What you will do
Please restate each entry exactly, without skipping any.

Supplied data

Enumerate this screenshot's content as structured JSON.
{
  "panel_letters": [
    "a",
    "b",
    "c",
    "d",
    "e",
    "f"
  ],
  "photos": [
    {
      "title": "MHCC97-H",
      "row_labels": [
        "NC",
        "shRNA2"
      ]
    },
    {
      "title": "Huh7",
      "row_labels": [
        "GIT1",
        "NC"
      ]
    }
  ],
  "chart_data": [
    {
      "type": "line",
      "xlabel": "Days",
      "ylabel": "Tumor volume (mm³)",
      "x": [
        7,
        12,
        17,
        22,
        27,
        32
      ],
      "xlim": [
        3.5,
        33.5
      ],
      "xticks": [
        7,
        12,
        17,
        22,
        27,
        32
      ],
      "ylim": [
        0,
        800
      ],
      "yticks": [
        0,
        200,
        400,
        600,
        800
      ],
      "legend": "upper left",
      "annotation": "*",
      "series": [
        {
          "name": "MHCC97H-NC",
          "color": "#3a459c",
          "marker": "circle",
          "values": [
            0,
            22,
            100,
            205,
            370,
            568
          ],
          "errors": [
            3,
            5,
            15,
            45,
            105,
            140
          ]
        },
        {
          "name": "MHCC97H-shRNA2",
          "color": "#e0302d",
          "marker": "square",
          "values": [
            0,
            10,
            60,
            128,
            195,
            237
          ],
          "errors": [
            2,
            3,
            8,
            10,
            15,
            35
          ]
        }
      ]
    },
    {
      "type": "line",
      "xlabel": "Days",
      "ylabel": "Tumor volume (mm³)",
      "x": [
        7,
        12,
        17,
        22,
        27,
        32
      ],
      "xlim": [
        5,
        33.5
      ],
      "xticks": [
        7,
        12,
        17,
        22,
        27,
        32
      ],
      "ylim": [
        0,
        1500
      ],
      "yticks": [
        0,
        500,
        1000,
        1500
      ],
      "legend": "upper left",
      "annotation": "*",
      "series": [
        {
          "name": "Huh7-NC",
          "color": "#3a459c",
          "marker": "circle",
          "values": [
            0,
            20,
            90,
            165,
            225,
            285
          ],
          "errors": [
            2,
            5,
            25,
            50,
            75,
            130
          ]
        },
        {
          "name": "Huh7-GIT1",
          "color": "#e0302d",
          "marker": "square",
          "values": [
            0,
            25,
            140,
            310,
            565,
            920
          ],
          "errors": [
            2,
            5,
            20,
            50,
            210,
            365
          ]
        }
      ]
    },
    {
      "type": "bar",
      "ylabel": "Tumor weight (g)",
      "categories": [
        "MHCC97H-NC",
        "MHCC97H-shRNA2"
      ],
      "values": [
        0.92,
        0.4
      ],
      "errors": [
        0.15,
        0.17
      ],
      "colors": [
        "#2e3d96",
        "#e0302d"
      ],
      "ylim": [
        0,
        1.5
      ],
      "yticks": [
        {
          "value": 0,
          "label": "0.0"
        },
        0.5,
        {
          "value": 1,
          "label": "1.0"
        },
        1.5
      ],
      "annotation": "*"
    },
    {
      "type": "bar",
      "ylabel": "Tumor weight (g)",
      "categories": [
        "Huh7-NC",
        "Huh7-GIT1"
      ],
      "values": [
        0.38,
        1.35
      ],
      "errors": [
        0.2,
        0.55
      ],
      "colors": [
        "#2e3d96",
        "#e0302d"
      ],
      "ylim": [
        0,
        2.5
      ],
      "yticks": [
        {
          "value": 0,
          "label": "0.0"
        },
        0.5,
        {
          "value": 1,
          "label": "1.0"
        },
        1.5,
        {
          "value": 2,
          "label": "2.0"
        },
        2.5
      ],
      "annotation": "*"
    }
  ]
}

Finished task
Enumerate this screenshot's content as structured JSON.
{
  "panel_letters": [
    "a",
    "b",
    "c",
    "d",
    "e",
    "f"
  ],
  "photos": [
    {
      "title": "MHCC97-H",
      "row_labels": [
        "NC",
        "shRNA2"
      ]
    },
    {
      "title": "Huh7",
      "row_labels": [
        "GIT1",
        "NC"
      ]
    }
  ],
  "chart_data": [
    {
      "type": "line",
      "xlabel": "Days",
      "ylabel": "Tumor volume (mm³)",
      "x": [
        7,
        12,
        17,
        22,
        27,
        32
      ],
      "xlim": [
        3.5,
        33.5
      ],
      "xticks": [
        7,
        12,
        17,
        22,
        27,
        32
      ],
      "ylim": [
        0,
        800
      ],
      "yticks": [
        0,
        200,
        400,
        600,
        800
      ],
      "legend": "upper left",
      "annotation": "*",
      "series": [
        {
          "name": "MHCC97H-NC",
          "color": "#3a459c",
          "marker": "circle",
          "values": [
            0,
            22,
            100,
            205,
            370,
            568
          ],
          "errors": [
            3,
            5,
            15,
            45,
            105,
            140
          ]
        },
        {
          "name": "MHCC97H-shRNA2",
          "color": "#e0302d",
          "marker": "square",
          "values": [
            0,
            10,
            60,
            128,
            195,
            237
          ],
          "errors": [
            2,
            3,
            8,
            10,
            15,
            35
          ]
        }
      ]
    },
    {
      "type": "line",
      "xlabel": "Days",
      "ylabel": "Tumor volume (mm³)",
      "x": [
        7,
        12,
        17,
        22,
        27,
        32
      ],
      "xlim": [
        5,
        33.5
      ],
      "xticks": [
        7,
        12,
        17,
        22,
        27,
        32
      ],
      "ylim": [
        0,
        1500
      ],
      "yticks": [
        0,
        500,
        1000,
        1500
      ],
      "legend": "upper left",
      "annotation": "*",
      "series": [
        {
          "name": "Huh7-NC",
          "color": "#3a459c",
          "marker": "circle",
          "values": [
            0,
            20,
            90,
            165,
            225,
            285
          ],
          "errors": [
            2,
            5,
            25,
            50,
            75,
            130
          ]
        },
        {
          "name": "Huh7-GIT1",
          "color": "#e0302d",
          "marker": "square",
          "values": [
            0,
            25,
            140,
            310,
            565,
            920
          ],
          "errors": [
            2,
            5,
            20,
            50,
            210,
            365
          ]
        }
      ]
    },
    {
      "type": "bar",
      "ylabel": "Tumor weight (g)",
      "categories": [
        "MHCC97H-NC",
        "MHCC97H-shRNA2"
      ],
      "values": [
        0.92,
        0.4
      ],
      "errors": [
        0.15,
        0.17
      ],
      "colors": [
        "#2e3d96",
        "#e0302d"
      ],
      "ylim": [
        0,
        1.5
      ],
      "yticks": [
        {
          "value": 0,
          "label": "0.0"
        },
        0.5,
        {
          "value": 1,
          "label": "1.0"
        },
        1.5
      ],
      "annotation": "*"
    },
    {
      "type": "bar",
      "ylabel": "Tumor weight (g)",
      "categories": [
        "Huh7-NC",
        "Huh7-GIT1"
      ],
      "values": [
        0.38,
        1.35
      ],
      "errors": [
        0.2,
        0.55
      ],
      "colors": [
        "#2e3d96",
        "#e0302d"
      ],
      "ylim": [
        0,
        2.5
      ],
      "yticks": [
        {
          "value": 0,
          "label": "0.0"
        },
        0.5,
        {
          "value": 1,
          "label": "1.0"
        },
        1.5,
        {
          "value": 2,
          "label": "2.0"
        },
        2.5
      ],
      "annotation": "*"
    }
  ]
}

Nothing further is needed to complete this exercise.